#### LISTED ENTRIES
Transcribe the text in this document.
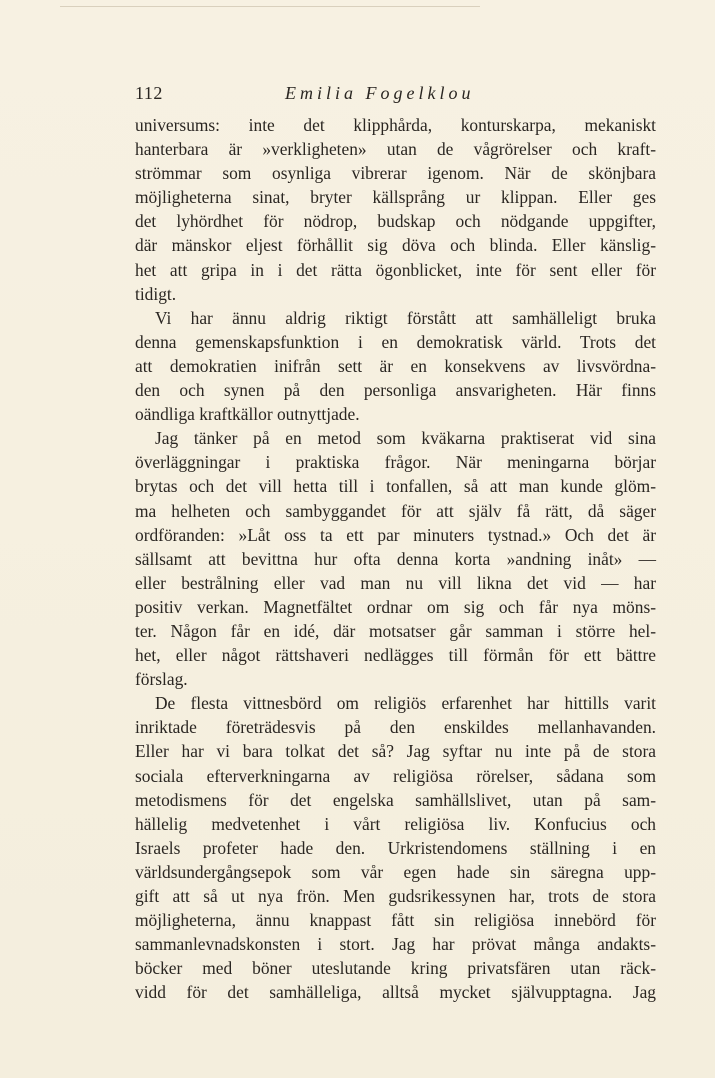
112	Emilia Fogelklou
universums: inte det klipphårda, konturskarpa, mekaniskt
hanterbara är »verkligheten» utan de vågrörelser och kraft-
strömmar som osynliga vibrerar igenom. När de skönjbara
möjligheterna sinat, bryter källsprång ur klippan. Eller ges
det lyhördhet för nödrop, budskap och nödgande uppgifter,
där mänskor eljest förhållit sig döva och blinda. Eller känslig-
het att gripa in i det rätta ögonblicket, inte för sent eller för
tidigt.
Vi har ännu aldrig riktigt förstått att samhälleligt bruka
denna gemenskapsfunktion i en demokratisk värld. Trots det
att demokratien inifrån sett är en konsekvens av livsvördna-
den och synen på den personliga ansvarigheten. Här finns
oändliga kraftkällor outnyttjade.
Jag tänker på en metod som kväkarna praktiserat vid sina
överläggningar i praktiska frågor. När meningarna börjar
brytas och det vill hetta till i tonfallen, så att man kunde glöm-
ma helheten och sambyggandet för att själv få rätt, då säger
ordföranden: »Låt oss ta ett par minuters tystnad.» Och det är
sällsamt att bevittna hur ofta denna korta »andning inåt» —
eller bestrålning eller vad man nu vill likna det vid — har
positiv verkan. Magnetfältet ordnar om sig och får nya möns-
ter. Någon får en idé, där motsatser går samman i större hel-
het, eller något rättshaveri nedlägges till förmån för ett bättre
förslag.
De flesta vittnesbörd om religiös erfarenhet har hittills varit
inriktade företrädesvis på den enskildes mellanhavanden.
Eller har vi bara tolkat det så? Jag syftar nu inte på de stora
sociala efterverkningarna av religiösa rörelser, sådana som
metodismens för det engelska samhällslivet, utan på sam-
hällelig medvetenhet i vårt religiösa liv. Konfucius och
Israels profeter hade den. Urkristendomens ställning i en
världsundergångsepok som vår egen hade sin säregna upp-
gift att så ut nya frön. Men gudsrikessynen har, trots de stora
möjligheterna, ännu knappast fått sin religiösa innebörd för
sammanlevnadskonsten i stort. Jag har prövat många andakts-
böcker med böner uteslutande kring privatsfären utan räck-
vidd för det samhälleliga, alltså mycket självupptagna. Jag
########
### WORK TO BE COMPLETED
Restate every record above word for word, without images.

### OUTPUT OF THE EXERCISE
Transcribe the text in this document.
112	Emilia Fogelklou
universums: inte det klipphårda, konturskarpa, mekaniskt
hanterbara är »verkligheten» utan de vågrörelser och kraft-
strömmar som osynliga vibrerar igenom. När de skönjbara
möjligheterna sinat, bryter källsprång ur klippan. Eller ges
det lyhördhet för nödrop, budskap och nödgande uppgifter,
där mänskor eljest förhållit sig döva och blinda. Eller känslig-
het att gripa in i det rätta ögonblicket, inte för sent eller för
tidigt.
Vi har ännu aldrig riktigt förstått att samhälleligt bruka
denna gemenskapsfunktion i en demokratisk värld. Trots det
att demokratien inifrån sett är en konsekvens av livsvördna-
den och synen på den personliga ansvarigheten. Här finns
oändliga kraftkällor outnyttjade.
Jag tänker på en metod som kväkarna praktiserat vid sina
överläggningar i praktiska frågor. När meningarna börjar
brytas och det vill hetta till i tonfallen, så att man kunde glöm-
ma helheten och sambyggandet för att själv få rätt, då säger
ordföranden: »Låt oss ta ett par minuters tystnad.» Och det är
sällsamt att bevittna hur ofta denna korta »andning inåt» —
eller bestrålning eller vad man nu vill likna det vid — har
positiv verkan. Magnetfältet ordnar om sig och får nya möns-
ter. Någon får en idé, där motsatser går samman i större hel-
het, eller något rättshaveri nedlägges till förmån för ett bättre
förslag.
De flesta vittnesbörd om religiös erfarenhet har hittills varit
inriktade företrädesvis på den enskildes mellanhavanden.
Eller har vi bara tolkat det så? Jag syftar nu inte på de stora
sociala efterverkningarna av religiösa rörelser, sådana som
metodismens för det engelska samhällslivet, utan på sam-
hällelig medvetenhet i vårt religiösa liv. Konfucius och
Israels profeter hade den. Urkristendomens ställning i en
världsundergångsepok som vår egen hade sin säregna upp-
gift att så ut nya frön. Men gudsrikessynen har, trots de stora
möjligheterna, ännu knappast fått sin religiösa innebörd för
sammanlevnadskonsten i stort. Jag har prövat många andakts-
böcker med böner uteslutande kring privatsfären utan räck-
vidd för det samhälleliga, alltså mycket självupptagna. Jag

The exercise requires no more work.